### Task requirements:
Without including any pictures, copy each entry below exactly.

### Material for the task:

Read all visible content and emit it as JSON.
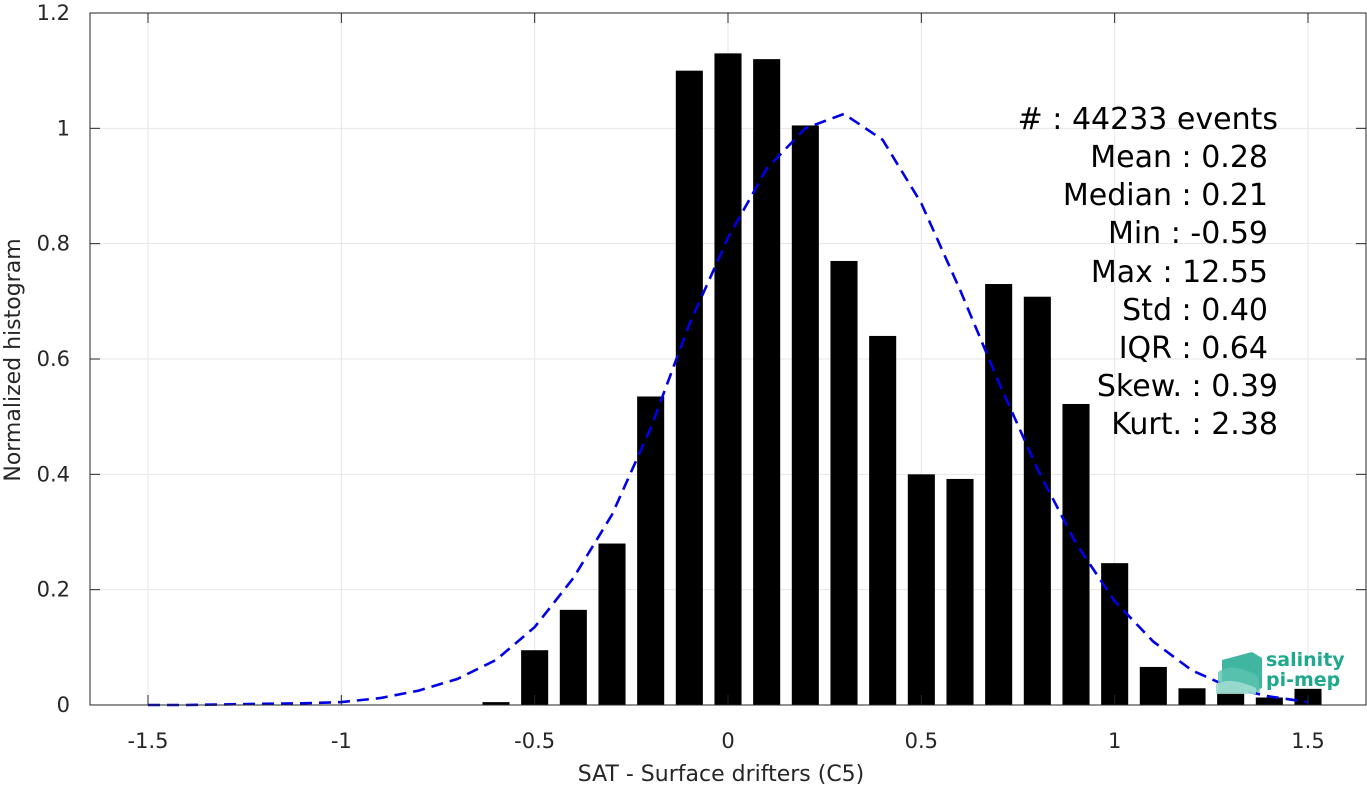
{
  "chart_data": {
    "type": "bar",
    "xlabel": "SAT - Surface drifters (C5)",
    "ylabel": "Normalized histogram",
    "xlim": [
      -1.65,
      1.65
    ],
    "ylim": [
      0,
      1.2
    ],
    "xticks": [
      -1.5,
      -1,
      -0.5,
      0,
      0.5,
      1,
      1.5
    ],
    "xtick_labels": [
      "-1.5",
      "-1",
      "-0.5",
      "0",
      "0.5",
      "1",
      "1.5"
    ],
    "yticks": [
      0,
      0.2,
      0.4,
      0.6,
      0.8,
      1,
      1.2
    ],
    "ytick_labels": [
      "0",
      "0.2",
      "0.4",
      "0.6",
      "0.8",
      "1",
      "1.2"
    ],
    "grid": true,
    "bar_color": "#000000",
    "bars": {
      "x": [
        -0.6,
        -0.5,
        -0.4,
        -0.3,
        -0.2,
        -0.1,
        0.0,
        0.1,
        0.2,
        0.3,
        0.4,
        0.5,
        0.6,
        0.7,
        0.8,
        0.9,
        1.0,
        1.1,
        1.2,
        1.3,
        1.4,
        1.5
      ],
      "values": [
        0.005,
        0.095,
        0.165,
        0.28,
        0.535,
        1.1,
        1.13,
        1.12,
        1.005,
        0.77,
        0.64,
        0.4,
        0.392,
        0.73,
        0.708,
        0.522,
        0.246,
        0.066,
        0.029,
        0.022,
        0.013,
        0.028
      ]
    },
    "fit_curve": {
      "style": "dashed",
      "color": "#0000e6",
      "x": [
        -1.5,
        -1.4,
        -1.3,
        -1.2,
        -1.1,
        -1.0,
        -0.9,
        -0.8,
        -0.7,
        -0.6,
        -0.5,
        -0.4,
        -0.3,
        -0.2,
        -0.1,
        0.0,
        0.1,
        0.2,
        0.3,
        0.4,
        0.5,
        0.6,
        0.7,
        0.8,
        0.9,
        1.0,
        1.1,
        1.2,
        1.3,
        1.4,
        1.5
      ],
      "y": [
        0.0,
        0.0,
        0.001,
        0.002,
        0.003,
        0.005,
        0.012,
        0.025,
        0.045,
        0.078,
        0.135,
        0.22,
        0.33,
        0.48,
        0.66,
        0.81,
        0.93,
        1.0,
        1.025,
        0.98,
        0.87,
        0.72,
        0.56,
        0.41,
        0.28,
        0.18,
        0.11,
        0.06,
        0.03,
        0.015,
        0.005
      ]
    }
  },
  "stats": {
    "count": "#  : 44233 events",
    "mean": "Mean : 0.28",
    "median": "Median : 0.21",
    "min": "Min : -0.59",
    "max": "Max : 12.55",
    "std": "Std : 0.40",
    "iqr": "IQR : 0.64",
    "skew": "Skew. : 0.39",
    "kurt": "Kurt. : 2.38"
  },
  "logo": {
    "line1": "salinity",
    "line2": "pi-mep",
    "color": "#1fa88e"
  }
}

### Completed exercise:
Read all visible content and emit it as JSON.
{
  "chart_data": {
    "type": "bar",
    "xlabel": "SAT - Surface drifters (C5)",
    "ylabel": "Normalized histogram",
    "xlim": [
      -1.65,
      1.65
    ],
    "ylim": [
      0,
      1.2
    ],
    "xticks": [
      -1.5,
      -1,
      -0.5,
      0,
      0.5,
      1,
      1.5
    ],
    "xtick_labels": [
      "-1.5",
      "-1",
      "-0.5",
      "0",
      "0.5",
      "1",
      "1.5"
    ],
    "yticks": [
      0,
      0.2,
      0.4,
      0.6,
      0.8,
      1,
      1.2
    ],
    "ytick_labels": [
      "0",
      "0.2",
      "0.4",
      "0.6",
      "0.8",
      "1",
      "1.2"
    ],
    "grid": true,
    "bar_color": "#000000",
    "bars": {
      "x": [
        -0.6,
        -0.5,
        -0.4,
        -0.3,
        -0.2,
        -0.1,
        0.0,
        0.1,
        0.2,
        0.3,
        0.4,
        0.5,
        0.6,
        0.7,
        0.8,
        0.9,
        1.0,
        1.1,
        1.2,
        1.3,
        1.4,
        1.5
      ],
      "values": [
        0.005,
        0.095,
        0.165,
        0.28,
        0.535,
        1.1,
        1.13,
        1.12,
        1.005,
        0.77,
        0.64,
        0.4,
        0.392,
        0.73,
        0.708,
        0.522,
        0.246,
        0.066,
        0.029,
        0.022,
        0.013,
        0.028
      ]
    },
    "fit_curve": {
      "style": "dashed",
      "color": "#0000e6",
      "x": [
        -1.5,
        -1.4,
        -1.3,
        -1.2,
        -1.1,
        -1.0,
        -0.9,
        -0.8,
        -0.7,
        -0.6,
        -0.5,
        -0.4,
        -0.3,
        -0.2,
        -0.1,
        0.0,
        0.1,
        0.2,
        0.3,
        0.4,
        0.5,
        0.6,
        0.7,
        0.8,
        0.9,
        1.0,
        1.1,
        1.2,
        1.3,
        1.4,
        1.5
      ],
      "y": [
        0.0,
        0.0,
        0.001,
        0.002,
        0.003,
        0.005,
        0.012,
        0.025,
        0.045,
        0.078,
        0.135,
        0.22,
        0.33,
        0.48,
        0.66,
        0.81,
        0.93,
        1.0,
        1.025,
        0.98,
        0.87,
        0.72,
        0.56,
        0.41,
        0.28,
        0.18,
        0.11,
        0.06,
        0.03,
        0.015,
        0.005
      ]
    }
  },
  "stats": {
    "count": "#  : 44233 events",
    "mean": "Mean : 0.28",
    "median": "Median : 0.21",
    "min": "Min : -0.59",
    "max": "Max : 12.55",
    "std": "Std : 0.40",
    "iqr": "IQR : 0.64",
    "skew": "Skew. : 0.39",
    "kurt": "Kurt. : 2.38"
  },
  "logo": {
    "line1": "salinity",
    "line2": "pi-mep",
    "color": "#1fa88e"
  }
}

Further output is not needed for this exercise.